Written exercise: List each line of the records below that contains the string "series". Case counts.

Record extracts:

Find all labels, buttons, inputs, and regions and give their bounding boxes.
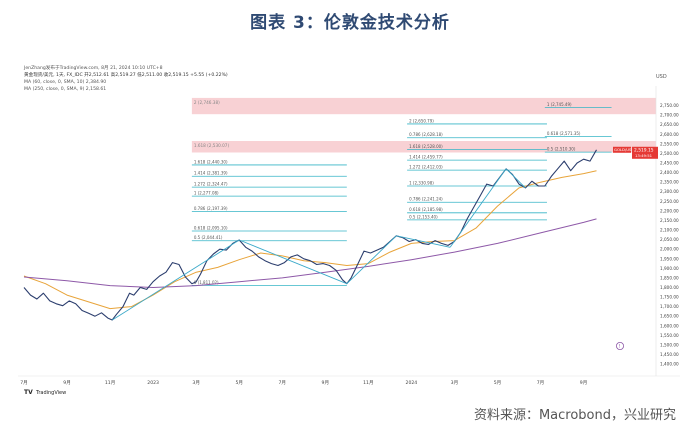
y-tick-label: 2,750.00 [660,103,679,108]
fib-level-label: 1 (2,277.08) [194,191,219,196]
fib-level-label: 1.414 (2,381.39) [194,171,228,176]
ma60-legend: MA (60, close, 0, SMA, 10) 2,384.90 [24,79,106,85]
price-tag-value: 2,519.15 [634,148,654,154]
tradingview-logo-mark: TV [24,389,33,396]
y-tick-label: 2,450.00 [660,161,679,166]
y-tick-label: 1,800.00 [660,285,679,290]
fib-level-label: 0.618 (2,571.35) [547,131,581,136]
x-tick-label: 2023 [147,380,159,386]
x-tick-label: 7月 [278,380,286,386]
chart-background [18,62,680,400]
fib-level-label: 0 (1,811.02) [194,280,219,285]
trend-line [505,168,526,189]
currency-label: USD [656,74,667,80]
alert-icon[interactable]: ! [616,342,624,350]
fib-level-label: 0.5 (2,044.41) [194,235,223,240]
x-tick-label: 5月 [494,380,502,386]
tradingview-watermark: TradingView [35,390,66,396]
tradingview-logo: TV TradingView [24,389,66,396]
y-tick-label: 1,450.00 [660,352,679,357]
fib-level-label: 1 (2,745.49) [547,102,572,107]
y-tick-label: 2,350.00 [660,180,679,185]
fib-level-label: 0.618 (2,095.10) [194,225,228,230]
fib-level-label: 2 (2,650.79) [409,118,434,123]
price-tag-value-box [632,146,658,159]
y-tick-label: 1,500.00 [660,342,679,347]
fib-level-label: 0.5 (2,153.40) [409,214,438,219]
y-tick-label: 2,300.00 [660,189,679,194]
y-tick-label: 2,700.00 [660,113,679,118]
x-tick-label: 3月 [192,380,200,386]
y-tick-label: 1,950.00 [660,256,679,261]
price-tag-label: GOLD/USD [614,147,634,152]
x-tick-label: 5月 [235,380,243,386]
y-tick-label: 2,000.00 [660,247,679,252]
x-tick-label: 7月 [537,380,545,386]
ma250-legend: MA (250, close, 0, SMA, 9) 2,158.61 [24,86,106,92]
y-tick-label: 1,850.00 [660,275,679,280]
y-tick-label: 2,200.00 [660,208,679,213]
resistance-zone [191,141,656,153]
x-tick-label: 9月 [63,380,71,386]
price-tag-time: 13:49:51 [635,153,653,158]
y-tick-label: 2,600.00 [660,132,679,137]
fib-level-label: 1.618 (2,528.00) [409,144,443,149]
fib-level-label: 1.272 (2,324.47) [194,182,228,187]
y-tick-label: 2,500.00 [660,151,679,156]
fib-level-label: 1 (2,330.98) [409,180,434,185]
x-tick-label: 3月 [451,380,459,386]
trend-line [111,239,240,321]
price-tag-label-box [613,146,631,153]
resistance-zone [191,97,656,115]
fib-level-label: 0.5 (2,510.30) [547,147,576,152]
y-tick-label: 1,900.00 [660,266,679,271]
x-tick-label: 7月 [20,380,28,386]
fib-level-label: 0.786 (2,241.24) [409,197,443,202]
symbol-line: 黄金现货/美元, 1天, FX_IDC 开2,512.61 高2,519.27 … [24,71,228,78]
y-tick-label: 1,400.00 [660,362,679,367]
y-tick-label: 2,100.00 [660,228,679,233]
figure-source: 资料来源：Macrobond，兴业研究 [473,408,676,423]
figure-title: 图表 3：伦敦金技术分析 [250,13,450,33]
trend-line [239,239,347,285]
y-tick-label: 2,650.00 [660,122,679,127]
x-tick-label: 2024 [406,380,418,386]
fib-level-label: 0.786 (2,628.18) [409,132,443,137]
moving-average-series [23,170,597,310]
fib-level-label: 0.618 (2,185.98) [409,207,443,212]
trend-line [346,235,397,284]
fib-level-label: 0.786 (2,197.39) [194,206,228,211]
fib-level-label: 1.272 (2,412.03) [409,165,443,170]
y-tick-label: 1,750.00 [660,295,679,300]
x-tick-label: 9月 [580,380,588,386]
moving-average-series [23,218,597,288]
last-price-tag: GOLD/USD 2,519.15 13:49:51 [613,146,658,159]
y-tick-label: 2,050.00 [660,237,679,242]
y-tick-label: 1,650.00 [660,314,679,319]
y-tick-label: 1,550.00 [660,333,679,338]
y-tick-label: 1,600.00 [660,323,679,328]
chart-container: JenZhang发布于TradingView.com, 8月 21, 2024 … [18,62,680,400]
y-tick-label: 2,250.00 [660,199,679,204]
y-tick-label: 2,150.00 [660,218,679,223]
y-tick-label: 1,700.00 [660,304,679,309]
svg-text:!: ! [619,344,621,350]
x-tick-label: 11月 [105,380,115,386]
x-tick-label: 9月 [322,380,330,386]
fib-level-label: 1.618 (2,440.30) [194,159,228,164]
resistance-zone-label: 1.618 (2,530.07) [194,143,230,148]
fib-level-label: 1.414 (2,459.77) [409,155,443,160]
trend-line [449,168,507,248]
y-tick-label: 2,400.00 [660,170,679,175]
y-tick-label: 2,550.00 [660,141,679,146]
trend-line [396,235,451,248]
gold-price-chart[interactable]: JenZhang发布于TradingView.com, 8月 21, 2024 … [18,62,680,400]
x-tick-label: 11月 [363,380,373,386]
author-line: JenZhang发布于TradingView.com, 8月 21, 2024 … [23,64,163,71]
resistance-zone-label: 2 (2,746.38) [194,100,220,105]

Answer to the problem:
moving-average-series [23,170,597,310]
moving-average-series [23,218,597,288]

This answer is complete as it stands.